# EXERCISE TASK
Extract every line that contains the word "value".

# TASK MATERIAL
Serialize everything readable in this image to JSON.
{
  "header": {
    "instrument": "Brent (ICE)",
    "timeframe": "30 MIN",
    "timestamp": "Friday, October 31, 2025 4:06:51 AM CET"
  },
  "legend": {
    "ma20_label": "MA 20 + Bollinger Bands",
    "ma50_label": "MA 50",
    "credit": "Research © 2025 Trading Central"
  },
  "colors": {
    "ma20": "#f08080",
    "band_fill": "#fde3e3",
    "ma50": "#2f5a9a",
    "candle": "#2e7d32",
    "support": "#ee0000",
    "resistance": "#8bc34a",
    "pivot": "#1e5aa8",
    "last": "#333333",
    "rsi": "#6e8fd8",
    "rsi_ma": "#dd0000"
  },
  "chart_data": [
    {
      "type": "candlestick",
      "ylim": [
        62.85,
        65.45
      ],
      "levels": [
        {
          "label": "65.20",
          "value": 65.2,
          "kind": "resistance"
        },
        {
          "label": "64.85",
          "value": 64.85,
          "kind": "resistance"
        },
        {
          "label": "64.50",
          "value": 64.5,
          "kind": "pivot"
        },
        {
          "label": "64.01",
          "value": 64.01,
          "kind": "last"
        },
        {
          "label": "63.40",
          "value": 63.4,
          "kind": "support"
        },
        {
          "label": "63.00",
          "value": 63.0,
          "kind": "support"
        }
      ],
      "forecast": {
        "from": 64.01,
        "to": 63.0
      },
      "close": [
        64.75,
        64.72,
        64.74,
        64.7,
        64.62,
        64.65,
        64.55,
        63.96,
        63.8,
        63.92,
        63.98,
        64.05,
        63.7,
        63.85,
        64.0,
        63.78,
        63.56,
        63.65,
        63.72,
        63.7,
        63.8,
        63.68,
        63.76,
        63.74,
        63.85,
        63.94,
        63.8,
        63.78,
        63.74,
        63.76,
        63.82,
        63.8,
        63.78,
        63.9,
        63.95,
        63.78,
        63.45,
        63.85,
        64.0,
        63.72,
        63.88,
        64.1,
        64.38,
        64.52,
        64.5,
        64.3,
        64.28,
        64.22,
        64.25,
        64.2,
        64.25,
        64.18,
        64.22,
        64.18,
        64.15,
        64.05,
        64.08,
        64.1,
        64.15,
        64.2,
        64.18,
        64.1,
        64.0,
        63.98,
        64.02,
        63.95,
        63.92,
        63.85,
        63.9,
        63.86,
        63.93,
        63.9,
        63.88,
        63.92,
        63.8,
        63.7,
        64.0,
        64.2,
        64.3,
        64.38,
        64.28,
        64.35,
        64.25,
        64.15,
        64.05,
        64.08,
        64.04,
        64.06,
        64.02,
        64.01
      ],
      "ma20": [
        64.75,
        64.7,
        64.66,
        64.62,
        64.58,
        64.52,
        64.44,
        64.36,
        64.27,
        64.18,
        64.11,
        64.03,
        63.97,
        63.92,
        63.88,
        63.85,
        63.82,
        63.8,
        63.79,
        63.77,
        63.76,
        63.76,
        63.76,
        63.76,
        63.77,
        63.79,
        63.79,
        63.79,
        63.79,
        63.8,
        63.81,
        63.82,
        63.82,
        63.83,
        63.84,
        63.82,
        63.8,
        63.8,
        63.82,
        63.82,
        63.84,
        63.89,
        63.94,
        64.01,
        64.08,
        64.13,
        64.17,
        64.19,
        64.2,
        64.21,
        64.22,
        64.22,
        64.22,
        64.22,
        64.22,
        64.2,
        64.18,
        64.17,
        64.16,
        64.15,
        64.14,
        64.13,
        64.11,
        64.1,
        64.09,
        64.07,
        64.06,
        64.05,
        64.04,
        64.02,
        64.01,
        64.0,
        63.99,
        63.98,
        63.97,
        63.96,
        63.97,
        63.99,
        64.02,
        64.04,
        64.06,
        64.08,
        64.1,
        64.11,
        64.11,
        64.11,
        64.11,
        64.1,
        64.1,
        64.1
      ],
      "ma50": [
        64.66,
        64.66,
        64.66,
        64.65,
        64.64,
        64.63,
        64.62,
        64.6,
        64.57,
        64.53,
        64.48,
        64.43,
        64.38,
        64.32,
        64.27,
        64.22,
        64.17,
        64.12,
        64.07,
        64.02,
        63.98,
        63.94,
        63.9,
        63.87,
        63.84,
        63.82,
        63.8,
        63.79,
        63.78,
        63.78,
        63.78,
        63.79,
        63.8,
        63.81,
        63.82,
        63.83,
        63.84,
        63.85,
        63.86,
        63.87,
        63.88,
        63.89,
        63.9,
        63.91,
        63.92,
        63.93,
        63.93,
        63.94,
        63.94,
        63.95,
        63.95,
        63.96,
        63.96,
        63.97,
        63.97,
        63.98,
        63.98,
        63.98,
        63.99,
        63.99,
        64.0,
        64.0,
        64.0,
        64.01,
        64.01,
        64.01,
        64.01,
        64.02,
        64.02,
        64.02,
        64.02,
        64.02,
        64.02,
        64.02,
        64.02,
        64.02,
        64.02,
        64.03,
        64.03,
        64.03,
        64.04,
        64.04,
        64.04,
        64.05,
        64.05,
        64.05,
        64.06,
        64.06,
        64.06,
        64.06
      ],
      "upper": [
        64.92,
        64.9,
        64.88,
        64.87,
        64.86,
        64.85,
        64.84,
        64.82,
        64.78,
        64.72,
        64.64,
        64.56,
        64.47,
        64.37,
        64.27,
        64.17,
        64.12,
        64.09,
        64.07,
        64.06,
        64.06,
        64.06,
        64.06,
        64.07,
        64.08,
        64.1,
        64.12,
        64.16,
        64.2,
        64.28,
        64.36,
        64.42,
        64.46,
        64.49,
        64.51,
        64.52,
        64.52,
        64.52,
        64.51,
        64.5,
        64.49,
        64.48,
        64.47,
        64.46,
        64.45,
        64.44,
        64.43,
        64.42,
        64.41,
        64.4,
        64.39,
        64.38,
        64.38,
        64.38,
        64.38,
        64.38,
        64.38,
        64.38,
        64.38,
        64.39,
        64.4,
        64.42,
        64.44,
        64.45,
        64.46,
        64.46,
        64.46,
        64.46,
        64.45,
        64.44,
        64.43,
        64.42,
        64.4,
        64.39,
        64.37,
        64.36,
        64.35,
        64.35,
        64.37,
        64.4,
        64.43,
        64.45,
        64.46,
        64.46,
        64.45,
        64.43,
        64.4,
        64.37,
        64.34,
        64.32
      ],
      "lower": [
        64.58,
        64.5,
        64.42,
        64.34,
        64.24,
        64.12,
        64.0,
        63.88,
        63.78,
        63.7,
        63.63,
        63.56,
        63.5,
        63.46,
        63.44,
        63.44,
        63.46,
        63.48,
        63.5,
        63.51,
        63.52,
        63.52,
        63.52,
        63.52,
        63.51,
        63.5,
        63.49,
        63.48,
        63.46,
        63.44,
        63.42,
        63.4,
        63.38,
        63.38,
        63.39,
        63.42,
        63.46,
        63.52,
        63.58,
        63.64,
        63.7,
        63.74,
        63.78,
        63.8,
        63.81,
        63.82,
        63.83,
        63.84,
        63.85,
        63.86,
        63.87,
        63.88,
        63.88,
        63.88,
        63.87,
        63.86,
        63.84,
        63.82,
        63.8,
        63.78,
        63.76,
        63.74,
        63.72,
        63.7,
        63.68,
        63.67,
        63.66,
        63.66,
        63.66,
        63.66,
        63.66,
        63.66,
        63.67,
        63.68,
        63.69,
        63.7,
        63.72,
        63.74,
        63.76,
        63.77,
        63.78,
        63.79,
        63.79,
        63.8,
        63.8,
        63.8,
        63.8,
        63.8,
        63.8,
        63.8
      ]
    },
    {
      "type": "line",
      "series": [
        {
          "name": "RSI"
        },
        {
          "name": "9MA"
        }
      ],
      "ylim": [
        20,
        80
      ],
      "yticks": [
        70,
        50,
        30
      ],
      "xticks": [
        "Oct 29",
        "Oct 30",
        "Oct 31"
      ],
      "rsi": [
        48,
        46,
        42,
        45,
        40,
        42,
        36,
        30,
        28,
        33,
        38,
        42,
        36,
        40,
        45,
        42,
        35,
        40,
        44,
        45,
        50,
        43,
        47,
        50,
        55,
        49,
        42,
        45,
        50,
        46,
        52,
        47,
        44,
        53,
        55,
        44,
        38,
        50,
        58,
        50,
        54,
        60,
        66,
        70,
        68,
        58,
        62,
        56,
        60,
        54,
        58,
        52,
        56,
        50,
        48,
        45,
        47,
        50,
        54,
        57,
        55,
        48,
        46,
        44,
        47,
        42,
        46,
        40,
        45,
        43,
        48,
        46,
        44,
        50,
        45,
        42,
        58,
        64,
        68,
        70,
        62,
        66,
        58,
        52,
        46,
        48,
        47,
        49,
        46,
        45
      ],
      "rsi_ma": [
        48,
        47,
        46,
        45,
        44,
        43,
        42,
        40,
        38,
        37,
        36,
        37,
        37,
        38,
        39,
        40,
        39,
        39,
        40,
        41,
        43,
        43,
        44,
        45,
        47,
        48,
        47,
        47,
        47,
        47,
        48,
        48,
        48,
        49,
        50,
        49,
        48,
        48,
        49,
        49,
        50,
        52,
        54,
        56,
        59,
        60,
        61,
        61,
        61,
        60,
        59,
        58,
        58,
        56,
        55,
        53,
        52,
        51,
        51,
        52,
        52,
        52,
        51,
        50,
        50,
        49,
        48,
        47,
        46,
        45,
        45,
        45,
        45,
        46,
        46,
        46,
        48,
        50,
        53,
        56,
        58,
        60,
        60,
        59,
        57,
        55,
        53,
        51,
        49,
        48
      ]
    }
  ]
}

# SOLUTION FOR THIS EXERCISE
          "value": 65.2,
          "value": 64.85,
          "value": 64.5,
          "value": 64.01,
          "value": 63.4,
          "value": 63.0,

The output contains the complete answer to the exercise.